Supplied data:
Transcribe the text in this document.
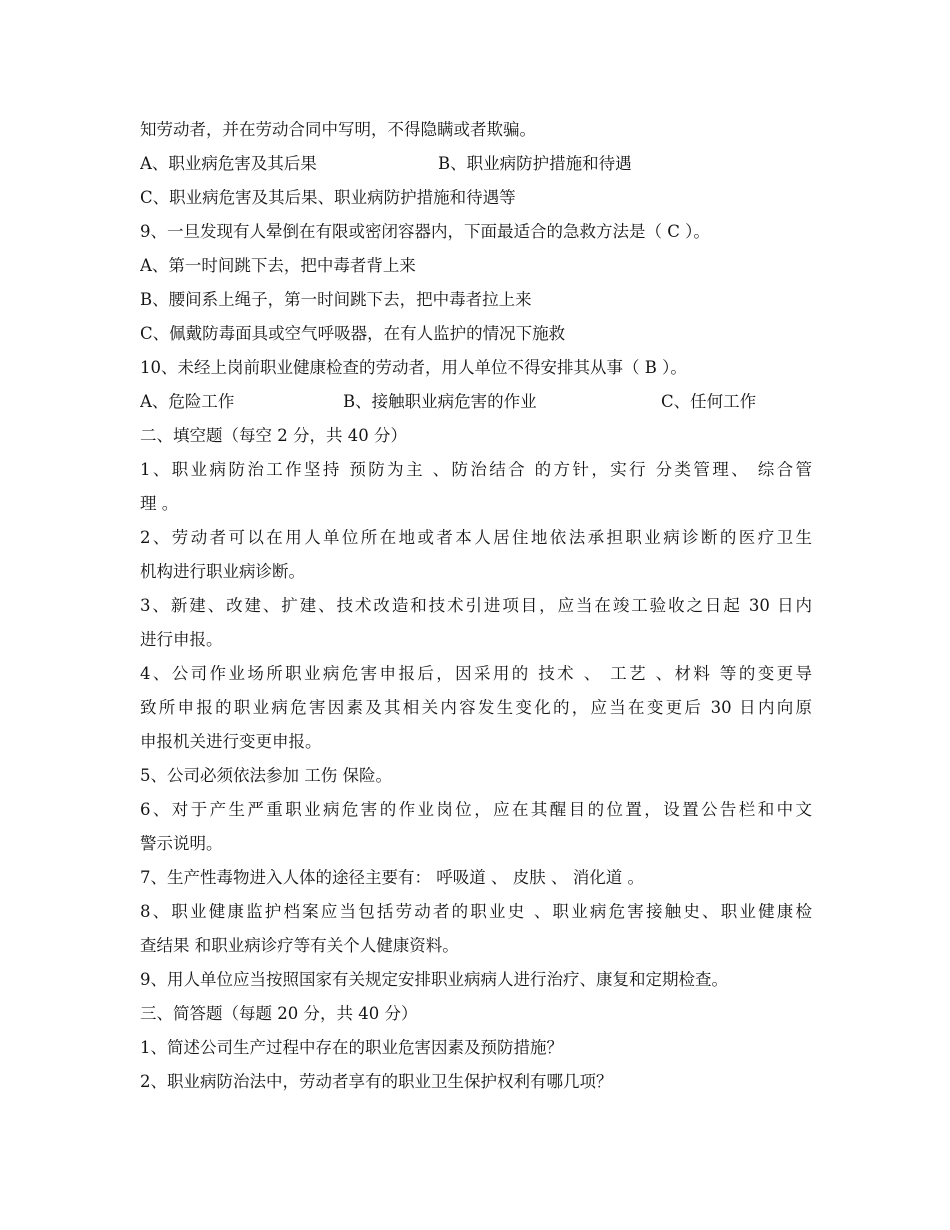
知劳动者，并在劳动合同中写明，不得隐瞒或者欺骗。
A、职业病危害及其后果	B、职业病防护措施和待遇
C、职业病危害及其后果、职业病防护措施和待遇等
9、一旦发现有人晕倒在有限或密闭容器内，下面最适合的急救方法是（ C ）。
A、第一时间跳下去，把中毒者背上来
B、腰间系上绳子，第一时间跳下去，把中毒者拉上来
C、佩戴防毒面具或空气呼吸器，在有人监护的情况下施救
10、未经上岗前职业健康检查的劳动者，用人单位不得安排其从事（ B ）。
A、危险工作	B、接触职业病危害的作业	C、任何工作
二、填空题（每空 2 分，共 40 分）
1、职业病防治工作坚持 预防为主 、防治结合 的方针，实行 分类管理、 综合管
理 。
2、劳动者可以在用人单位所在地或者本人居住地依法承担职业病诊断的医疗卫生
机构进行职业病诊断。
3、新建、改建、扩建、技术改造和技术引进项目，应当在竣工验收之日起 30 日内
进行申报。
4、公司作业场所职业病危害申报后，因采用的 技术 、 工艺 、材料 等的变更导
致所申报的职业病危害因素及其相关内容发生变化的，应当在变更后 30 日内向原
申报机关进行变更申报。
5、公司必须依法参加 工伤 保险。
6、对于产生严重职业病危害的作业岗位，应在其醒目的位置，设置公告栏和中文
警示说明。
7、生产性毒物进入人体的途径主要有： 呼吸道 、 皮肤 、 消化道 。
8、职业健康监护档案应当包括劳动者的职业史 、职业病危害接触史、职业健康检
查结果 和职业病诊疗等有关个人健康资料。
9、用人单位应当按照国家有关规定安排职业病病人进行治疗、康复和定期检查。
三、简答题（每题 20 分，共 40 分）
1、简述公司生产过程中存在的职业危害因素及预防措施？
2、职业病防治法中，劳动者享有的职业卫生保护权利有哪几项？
* * *
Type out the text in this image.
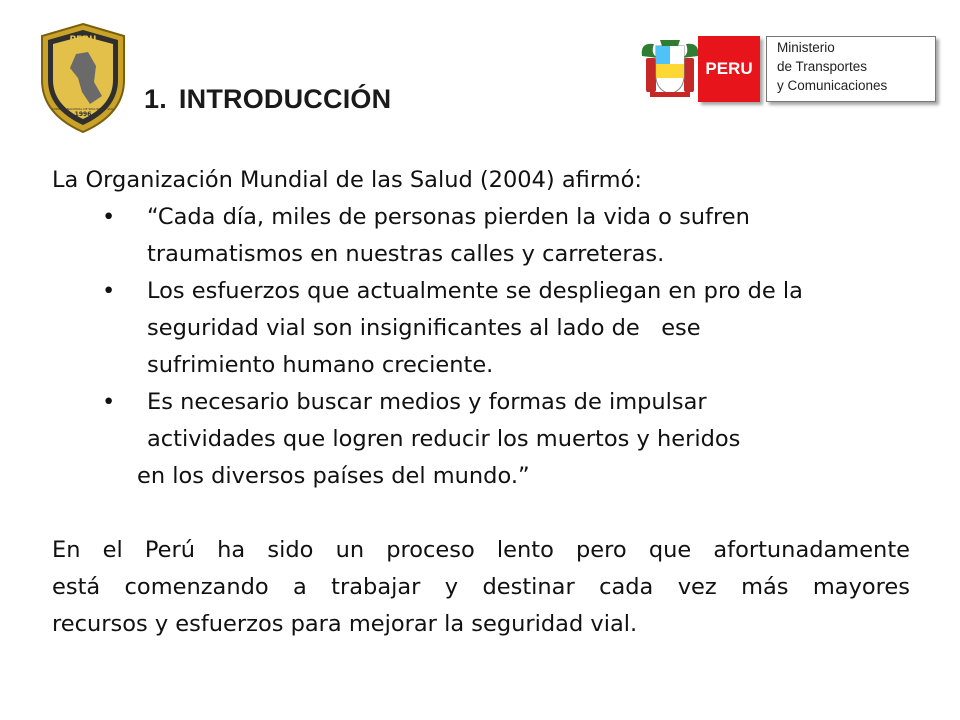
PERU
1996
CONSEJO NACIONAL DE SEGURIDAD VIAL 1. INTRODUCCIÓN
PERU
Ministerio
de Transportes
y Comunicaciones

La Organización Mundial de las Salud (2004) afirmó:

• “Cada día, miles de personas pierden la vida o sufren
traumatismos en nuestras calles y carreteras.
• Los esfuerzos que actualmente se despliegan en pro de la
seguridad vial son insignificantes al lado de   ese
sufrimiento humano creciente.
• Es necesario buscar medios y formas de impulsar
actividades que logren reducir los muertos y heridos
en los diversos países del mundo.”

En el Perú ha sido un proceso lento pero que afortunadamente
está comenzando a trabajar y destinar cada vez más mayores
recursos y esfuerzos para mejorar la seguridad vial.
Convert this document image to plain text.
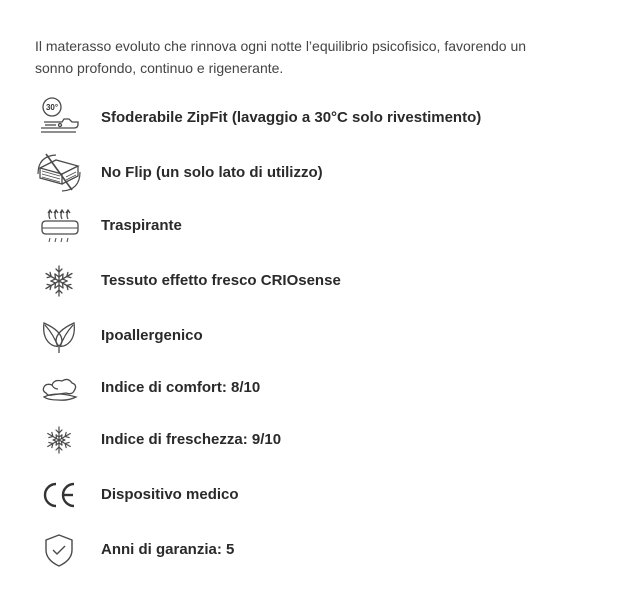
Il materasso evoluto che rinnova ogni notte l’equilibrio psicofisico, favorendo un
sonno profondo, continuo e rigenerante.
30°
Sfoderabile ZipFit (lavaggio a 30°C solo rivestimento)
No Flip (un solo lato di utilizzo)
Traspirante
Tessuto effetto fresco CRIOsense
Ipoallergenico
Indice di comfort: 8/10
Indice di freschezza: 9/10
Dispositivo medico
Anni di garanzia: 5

What is needed:
Give back only a number, the number of lines where the string "Indice" occurs.

Result:
2